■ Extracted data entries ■
▼

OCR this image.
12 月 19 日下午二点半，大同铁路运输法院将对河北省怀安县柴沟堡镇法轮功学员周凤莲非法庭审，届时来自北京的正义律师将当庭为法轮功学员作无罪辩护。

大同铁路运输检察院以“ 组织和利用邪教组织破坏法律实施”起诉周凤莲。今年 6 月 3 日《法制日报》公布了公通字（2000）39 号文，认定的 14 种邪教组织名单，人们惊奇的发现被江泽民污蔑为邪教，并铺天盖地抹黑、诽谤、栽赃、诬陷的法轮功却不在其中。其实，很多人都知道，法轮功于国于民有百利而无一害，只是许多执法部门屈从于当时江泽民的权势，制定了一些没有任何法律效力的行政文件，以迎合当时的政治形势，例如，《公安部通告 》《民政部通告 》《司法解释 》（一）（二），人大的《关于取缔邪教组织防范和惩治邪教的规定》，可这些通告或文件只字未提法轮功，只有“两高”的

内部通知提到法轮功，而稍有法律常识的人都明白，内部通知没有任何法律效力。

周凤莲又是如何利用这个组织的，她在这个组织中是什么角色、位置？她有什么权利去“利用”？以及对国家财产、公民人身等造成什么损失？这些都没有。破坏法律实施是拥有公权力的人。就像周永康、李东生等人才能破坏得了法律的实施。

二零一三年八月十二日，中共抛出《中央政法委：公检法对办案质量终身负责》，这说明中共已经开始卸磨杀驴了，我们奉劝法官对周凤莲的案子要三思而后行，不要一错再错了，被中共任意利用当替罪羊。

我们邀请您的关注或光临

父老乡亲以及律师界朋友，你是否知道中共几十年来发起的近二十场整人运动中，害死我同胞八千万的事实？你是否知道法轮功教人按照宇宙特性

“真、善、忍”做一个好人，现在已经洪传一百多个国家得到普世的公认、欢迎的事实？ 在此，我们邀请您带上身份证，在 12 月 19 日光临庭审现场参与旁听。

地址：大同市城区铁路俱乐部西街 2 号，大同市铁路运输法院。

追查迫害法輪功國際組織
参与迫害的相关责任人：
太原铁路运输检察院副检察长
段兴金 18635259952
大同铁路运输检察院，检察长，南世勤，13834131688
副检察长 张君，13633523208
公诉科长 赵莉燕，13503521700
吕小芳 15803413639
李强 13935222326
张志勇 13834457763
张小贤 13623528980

▲

■ Task details ■
Extract every entry in the listing word for word.

■ Complete answer ■
OCR this image.
12 月 19 日下午二点半，大同铁路运输法院将对河北省怀安县柴沟堡镇法轮功学员周凤莲非法庭审，届时来自北京的正义律师将当庭为法轮功学员作无罪辩护。

大同铁路运输检察院以“ 组织和利用邪教组织破坏法律实施”起诉周凤莲。今年 6 月 3 日《法制日报》公布了公通字（2000）39 号文，认定的 14 种邪教组织名单，人们惊奇的发现被江泽民污蔑为邪教，并铺天盖地抹黑、诽谤、栽赃、诬陷的法轮功却不在其中。其实，很多人都知道，法轮功于国于民有百利而无一害，只是许多执法部门屈从于当时江泽民的权势，制定了一些没有任何法律效力的行政文件，以迎合当时的政治形势，例如，《公安部通告 》《民政部通告 》《司法解释 》（一）（二），人大的《关于取缔邪教组织防范和惩治邪教的规定》，可这些通告或文件只字未提法轮功，只有“两高”的

内部通知提到法轮功，而稍有法律常识的人都明白，内部通知没有任何法律效力。

周凤莲又是如何利用这个组织的，她在这个组织中是什么角色、位置？她有什么权利去“利用”？以及对国家财产、公民人身等造成什么损失？这些都没有。破坏法律实施是拥有公权力的人。就像周永康、李东生等人才能破坏得了法律的实施。

二零一三年八月十二日，中共抛出《中央政法委：公检法对办案质量终身负责》，这说明中共已经开始卸磨杀驴了，我们奉劝法官对周凤莲的案子要三思而后行，不要一错再错了，被中共任意利用当替罪羊。

我们邀请您的关注或光临

父老乡亲以及律师界朋友，你是否知道中共几十年来发起的近二十场整人运动中，害死我同胞八千万的事实？你是否知道法轮功教人按照宇宙特性

“真、善、忍”做一个好人，现在已经洪传一百多个国家得到普世的公认、欢迎的事实？ 在此，我们邀请您带上身份证，在 12 月 19 日光临庭审现场参与旁听。

地址：大同市城区铁路俱乐部西街 2 号，大同市铁路运输法院。

追查迫害法輪功國際組織
参与迫害的相关责任人：
太原铁路运输检察院副检察长
段兴金 18635259952
大同铁路运输检察院，检察长，南世勤，13834131688
副检察长 张君，13633523208
公诉科长 赵莉燕，13503521700
吕小芳 15803413639
李强 13935222326
张志勇 13834457763
张小贤 13623528980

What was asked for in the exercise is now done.